══ Entries supplied ══

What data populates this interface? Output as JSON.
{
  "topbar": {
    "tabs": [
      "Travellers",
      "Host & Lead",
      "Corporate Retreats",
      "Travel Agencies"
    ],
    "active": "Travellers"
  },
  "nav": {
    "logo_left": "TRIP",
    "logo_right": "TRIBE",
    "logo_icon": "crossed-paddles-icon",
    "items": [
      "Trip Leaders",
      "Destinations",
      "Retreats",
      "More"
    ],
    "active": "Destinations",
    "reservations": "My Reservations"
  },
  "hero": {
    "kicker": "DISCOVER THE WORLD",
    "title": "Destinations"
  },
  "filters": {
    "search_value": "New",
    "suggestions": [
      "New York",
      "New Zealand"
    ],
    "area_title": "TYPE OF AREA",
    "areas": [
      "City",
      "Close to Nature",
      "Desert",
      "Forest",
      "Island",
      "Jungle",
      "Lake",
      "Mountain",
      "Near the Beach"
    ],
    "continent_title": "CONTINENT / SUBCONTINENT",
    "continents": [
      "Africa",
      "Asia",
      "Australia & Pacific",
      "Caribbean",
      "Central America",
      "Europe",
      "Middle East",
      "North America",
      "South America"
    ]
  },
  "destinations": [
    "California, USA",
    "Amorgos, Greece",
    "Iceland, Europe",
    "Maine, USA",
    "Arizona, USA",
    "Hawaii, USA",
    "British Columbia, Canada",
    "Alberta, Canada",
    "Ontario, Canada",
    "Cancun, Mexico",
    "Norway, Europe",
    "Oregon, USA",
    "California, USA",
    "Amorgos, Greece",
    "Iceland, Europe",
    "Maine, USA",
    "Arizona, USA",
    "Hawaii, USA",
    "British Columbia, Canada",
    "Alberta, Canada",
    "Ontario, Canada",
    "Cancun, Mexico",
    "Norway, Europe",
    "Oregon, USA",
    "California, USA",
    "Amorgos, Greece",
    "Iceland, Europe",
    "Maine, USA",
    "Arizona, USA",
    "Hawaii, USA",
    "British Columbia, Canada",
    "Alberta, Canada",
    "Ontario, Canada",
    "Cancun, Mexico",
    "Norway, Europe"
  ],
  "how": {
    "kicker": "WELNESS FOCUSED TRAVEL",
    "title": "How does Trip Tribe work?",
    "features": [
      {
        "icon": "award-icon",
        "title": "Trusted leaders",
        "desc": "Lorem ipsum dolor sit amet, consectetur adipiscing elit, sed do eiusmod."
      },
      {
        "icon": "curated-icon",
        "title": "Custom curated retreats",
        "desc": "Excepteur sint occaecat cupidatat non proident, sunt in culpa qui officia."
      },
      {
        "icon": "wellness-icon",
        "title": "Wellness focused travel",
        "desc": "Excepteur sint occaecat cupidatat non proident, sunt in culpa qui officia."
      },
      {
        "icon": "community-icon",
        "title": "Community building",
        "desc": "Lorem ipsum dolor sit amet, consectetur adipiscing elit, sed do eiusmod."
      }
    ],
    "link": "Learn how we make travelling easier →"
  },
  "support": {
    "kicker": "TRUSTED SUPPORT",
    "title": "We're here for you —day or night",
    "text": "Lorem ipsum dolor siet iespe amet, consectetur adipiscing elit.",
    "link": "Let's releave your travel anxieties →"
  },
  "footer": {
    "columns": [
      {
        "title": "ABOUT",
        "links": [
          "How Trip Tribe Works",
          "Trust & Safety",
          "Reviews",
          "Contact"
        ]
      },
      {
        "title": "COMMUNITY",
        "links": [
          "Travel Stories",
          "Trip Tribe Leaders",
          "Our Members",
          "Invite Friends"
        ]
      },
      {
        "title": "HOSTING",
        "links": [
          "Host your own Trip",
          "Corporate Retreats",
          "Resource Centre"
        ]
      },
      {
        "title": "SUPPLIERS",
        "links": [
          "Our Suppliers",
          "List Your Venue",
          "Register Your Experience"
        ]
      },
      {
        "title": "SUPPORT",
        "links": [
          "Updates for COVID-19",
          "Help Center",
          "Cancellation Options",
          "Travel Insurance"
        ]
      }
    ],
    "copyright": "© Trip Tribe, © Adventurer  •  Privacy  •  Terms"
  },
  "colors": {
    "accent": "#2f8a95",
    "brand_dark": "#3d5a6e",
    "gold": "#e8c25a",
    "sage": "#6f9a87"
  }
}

═══

◆ Description of the task:
Extract the full listing and reproduce each line exactly.

◆ Answer in full:
What data populates this interface? Output as JSON.
{
  "topbar": {
    "tabs": [
      "Travellers",
      "Host & Lead",
      "Corporate Retreats",
      "Travel Agencies"
    ],
    "active": "Travellers"
  },
  "nav": {
    "logo_left": "TRIP",
    "logo_right": "TRIBE",
    "logo_icon": "crossed-paddles-icon",
    "items": [
      "Trip Leaders",
      "Destinations",
      "Retreats",
      "More"
    ],
    "active": "Destinations",
    "reservations": "My Reservations"
  },
  "hero": {
    "kicker": "DISCOVER THE WORLD",
    "title": "Destinations"
  },
  "filters": {
    "search_value": "New",
    "suggestions": [
      "New York",
      "New Zealand"
    ],
    "area_title": "TYPE OF AREA",
    "areas": [
      "City",
      "Close to Nature",
      "Desert",
      "Forest",
      "Island",
      "Jungle",
      "Lake",
      "Mountain",
      "Near the Beach"
    ],
    "continent_title": "CONTINENT / SUBCONTINENT",
    "continents": [
      "Africa",
      "Asia",
      "Australia & Pacific",
      "Caribbean",
      "Central America",
      "Europe",
      "Middle East",
      "North America",
      "South America"
    ]
  },
  "destinations": [
    "California, USA",
    "Amorgos, Greece",
    "Iceland, Europe",
    "Maine, USA",
    "Arizona, USA",
    "Hawaii, USA",
    "British Columbia, Canada",
    "Alberta, Canada",
    "Ontario, Canada",
    "Cancun, Mexico",
    "Norway, Europe",
    "Oregon, USA",
    "California, USA",
    "Amorgos, Greece",
    "Iceland, Europe",
    "Maine, USA",
    "Arizona, USA",
    "Hawaii, USA",
    "British Columbia, Canada",
    "Alberta, Canada",
    "Ontario, Canada",
    "Cancun, Mexico",
    "Norway, Europe",
    "Oregon, USA",
    "California, USA",
    "Amorgos, Greece",
    "Iceland, Europe",
    "Maine, USA",
    "Arizona, USA",
    "Hawaii, USA",
    "British Columbia, Canada",
    "Alberta, Canada",
    "Ontario, Canada",
    "Cancun, Mexico",
    "Norway, Europe"
  ],
  "how": {
    "kicker": "WELNESS FOCUSED TRAVEL",
    "title": "How does Trip Tribe work?",
    "features": [
      {
        "icon": "award-icon",
        "title": "Trusted leaders",
        "desc": "Lorem ipsum dolor sit amet, consectetur adipiscing elit, sed do eiusmod."
      },
      {
        "icon": "curated-icon",
        "title": "Custom curated retreats",
        "desc": "Excepteur sint occaecat cupidatat non proident, sunt in culpa qui officia."
      },
      {
        "icon": "wellness-icon",
        "title": "Wellness focused travel",
        "desc": "Excepteur sint occaecat cupidatat non proident, sunt in culpa qui officia."
      },
      {
        "icon": "community-icon",
        "title": "Community building",
        "desc": "Lorem ipsum dolor sit amet, consectetur adipiscing elit, sed do eiusmod."
      }
    ],
    "link": "Learn how we make travelling easier →"
  },
  "support": {
    "kicker": "TRUSTED SUPPORT",
    "title": "We're here for you —day or night",
    "text": "Lorem ipsum dolor siet iespe amet, consectetur adipiscing elit.",
    "link": "Let's releave your travel anxieties →"
  },
  "footer": {
    "columns": [
      {
        "title": "ABOUT",
        "links": [
          "How Trip Tribe Works",
          "Trust & Safety",
          "Reviews",
          "Contact"
        ]
      },
      {
        "title": "COMMUNITY",
        "links": [
          "Travel Stories",
          "Trip Tribe Leaders",
          "Our Members",
          "Invite Friends"
        ]
      },
      {
        "title": "HOSTING",
        "links": [
          "Host your own Trip",
          "Corporate Retreats",
          "Resource Centre"
        ]
      },
      {
        "title": "SUPPLIERS",
        "links": [
          "Our Suppliers",
          "List Your Venue",
          "Register Your Experience"
        ]
      },
      {
        "title": "SUPPORT",
        "links": [
          "Updates for COVID-19",
          "Help Center",
          "Cancellation Options",
          "Travel Insurance"
        ]
      }
    ],
    "copyright": "© Trip Tribe, © Adventurer  •  Privacy  •  Terms"
  },
  "colors": {
    "accent": "#2f8a95",
    "brand_dark": "#3d5a6e",
    "gold": "#e8c25a",
    "sage": "#6f9a87"
  }
}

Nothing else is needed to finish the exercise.